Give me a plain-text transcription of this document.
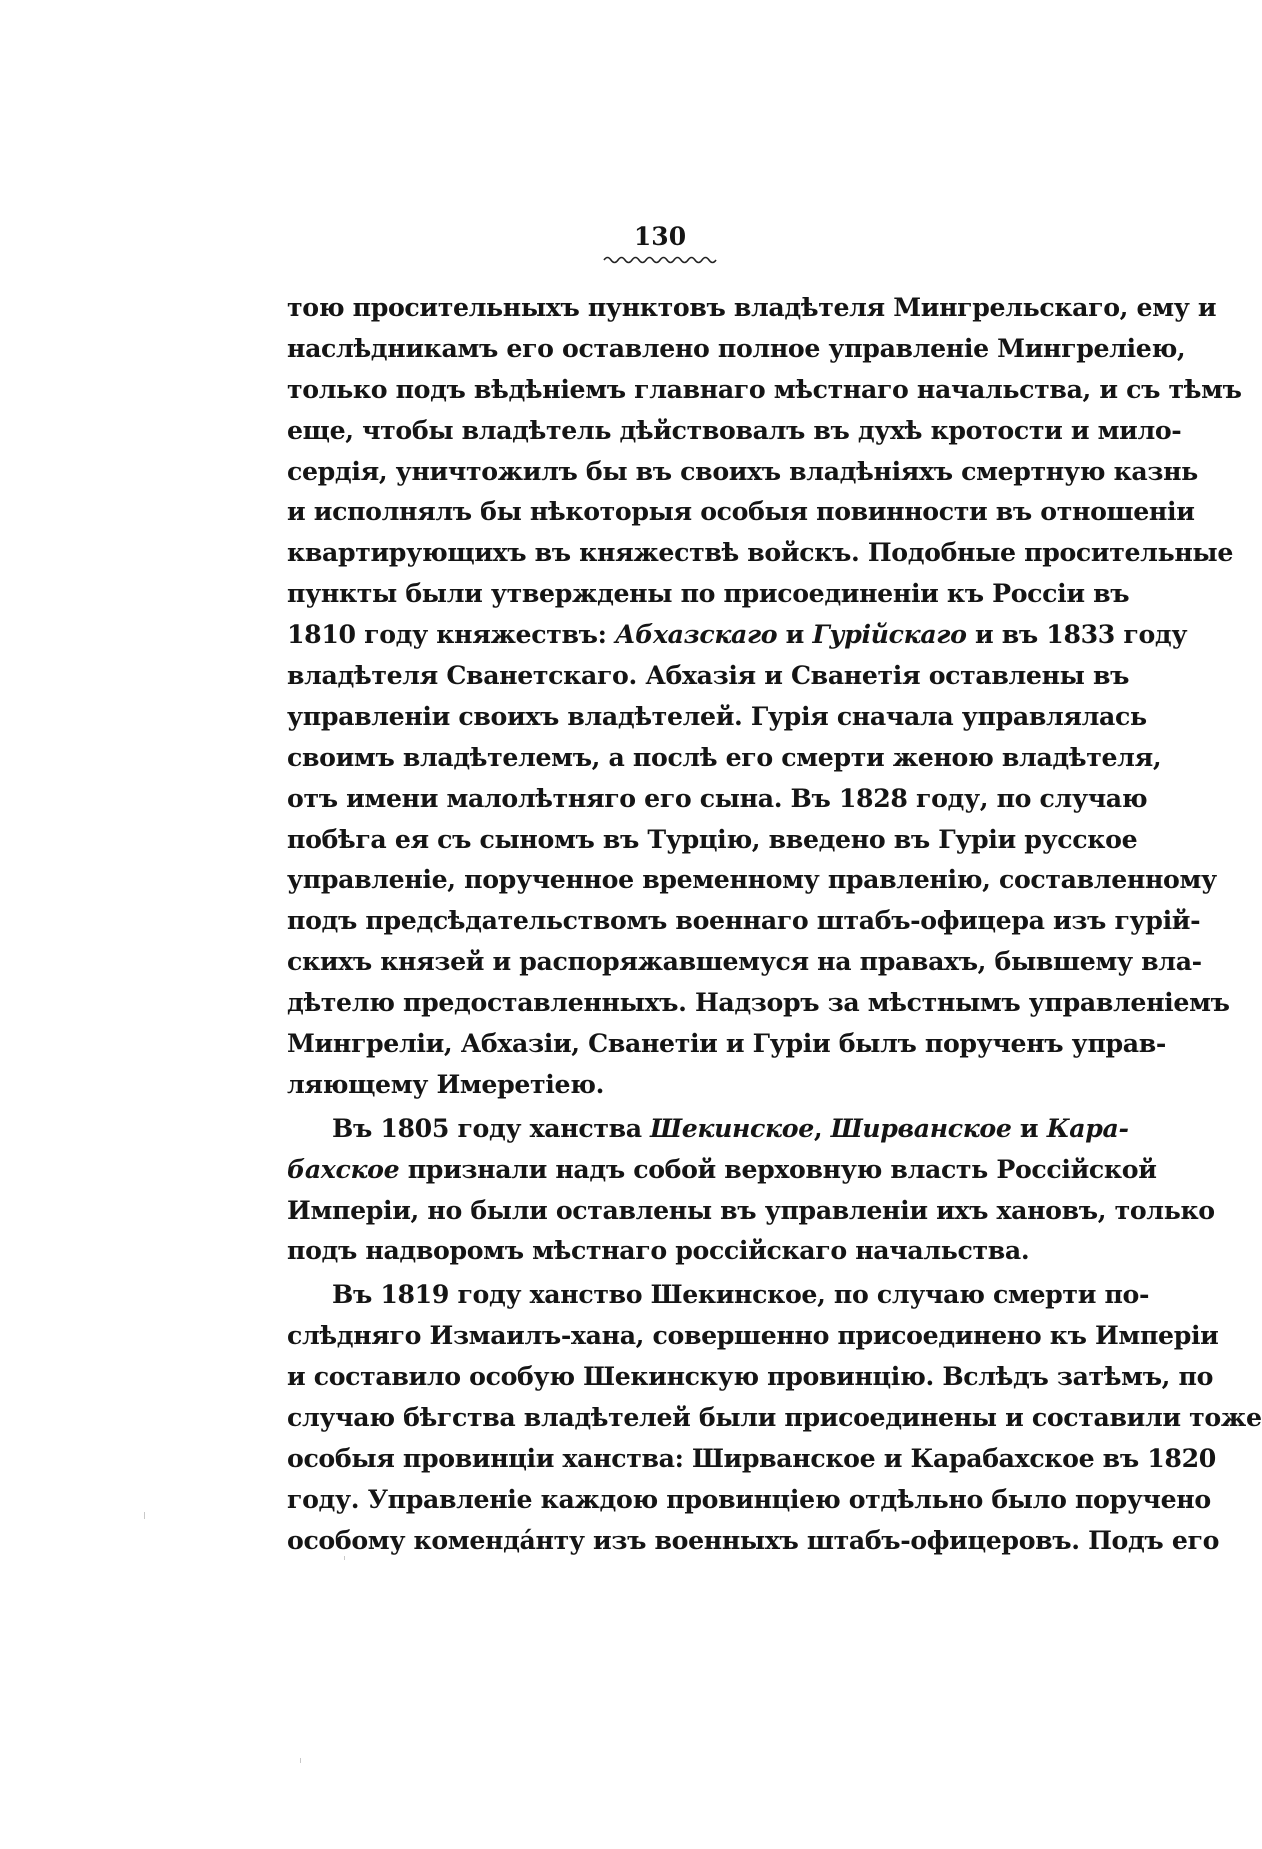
130
тою просительныхъ пунктовъ владѣтеля Мингрельскаго, ему и
наслѣдникамъ его оставлено полное управленіе Мингреліею,
только подъ вѣдѣніемъ главнаго мѣстнаго начальства, и съ тѣмъ
еще, чтобы владѣтель дѣйствовалъ въ духѣ кротости и мило-
сердія, уничтожилъ бы въ своихъ владѣніяхъ смертную казнь
и исполнялъ бы нѣкоторыя особыя повинности въ отношеніи
квартирующихъ въ княжествѣ войскъ. Подобные просительные
пункты были утверждены по присоединеніи къ Россіи въ
1810 году княжествъ: Абхазскаго и Гурійскаго и въ 1833 году
владѣтеля Сванетскаго. Абхазія и Сванетія оставлены въ
управленіи своихъ владѣтелей. Гурія сначала управлялась
своимъ владѣтелемъ, а послѣ его смерти женою владѣтеля,
отъ имени малолѣтняго его сына. Въ 1828 году, по случаю
побѣга ея съ сыномъ въ Турцію, введено въ Гуріи русское
управленіе, порученное временному правленію, составленному
подъ предсѣдательствомъ военнаго штабъ-офицера изъ гурій-
скихъ князей и распоряжавшемуся на правахъ, бывшему вла-
дѣтелю предоставленныхъ. Надзоръ за мѣстнымъ управленіемъ
Мингреліи, Абхазіи, Сванетіи и Гуріи былъ порученъ управ-
ляющему Имеретіею.
Въ 1805 году ханства Шекинское, Ширванское и Кара-
бахское признали надъ собой верховную власть Россійской
Имперіи, но были оставлены въ управленіи ихъ хановъ, только
подъ надворомъ мѣстнаго россійскаго начальства.
Въ 1819 году ханство Шекинское, по случаю смерти по-
слѣдняго Измаилъ-хана, совершенно присоединено къ Имперіи
и составило особую Шекинскую провинцію. Вслѣдъ затѣмъ, по
случаю бѣгства владѣтелей были присоединены и составили тоже
особыя провинціи ханства: Ширванское и Карабахское въ 1820
году. Управленіе каждою провинціею отдѣльно было поручено
особому комендáнту изъ военныхъ штабъ-офицеровъ. Подъ его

= = = = = = =

WHAT THE EXERCISE ASKS ▸
Transcribe the records above verbatim. Do not carry over any picture.

REPLY TO THE EXERCISE ▸
Give me a plain-text transcription of this document.
130
тою просительныхъ пунктовъ владѣтеля Мингрельскаго, ему и
наслѣдникамъ его оставлено полное управленіе Мингреліею,
только подъ вѣдѣніемъ главнаго мѣстнаго начальства, и съ тѣмъ
еще, чтобы владѣтель дѣйствовалъ въ духѣ кротости и мило-
сердія, уничтожилъ бы въ своихъ владѣніяхъ смертную казнь
и исполнялъ бы нѣкоторыя особыя повинности въ отношеніи
квартирующихъ въ княжествѣ войскъ. Подобные просительные
пункты были утверждены по присоединеніи къ Россіи въ
1810 году княжествъ: Абхазскаго и Гурійскаго и въ 1833 году
владѣтеля Сванетскаго. Абхазія и Сванетія оставлены въ
управленіи своихъ владѣтелей. Гурія сначала управлялась
своимъ владѣтелемъ, а послѣ его смерти женою владѣтеля,
отъ имени малолѣтняго его сына. Въ 1828 году, по случаю
побѣга ея съ сыномъ въ Турцію, введено въ Гуріи русское
управленіе, порученное временному правленію, составленному
подъ предсѣдательствомъ военнаго штабъ-офицера изъ гурій-
скихъ князей и распоряжавшемуся на правахъ, бывшему вла-
дѣтелю предоставленныхъ. Надзоръ за мѣстнымъ управленіемъ
Мингреліи, Абхазіи, Сванетіи и Гуріи былъ порученъ управ-
ляющему Имеретіею.
Въ 1805 году ханства Шекинское, Ширванское и Кара-
бахское признали надъ собой верховную власть Россійской
Имперіи, но были оставлены въ управленіи ихъ хановъ, только
подъ надворомъ мѣстнаго россійскаго начальства.
Въ 1819 году ханство Шекинское, по случаю смерти по-
слѣдняго Измаилъ-хана, совершенно присоединено къ Имперіи
и составило особую Шекинскую провинцію. Вслѣдъ затѣмъ, по
случаю бѣгства владѣтелей были присоединены и составили тоже
особыя провинціи ханства: Ширванское и Карабахское въ 1820
году. Управленіе каждою провинціею отдѣльно было поручено
особому комендáнту изъ военныхъ штабъ-офицеровъ. Подъ его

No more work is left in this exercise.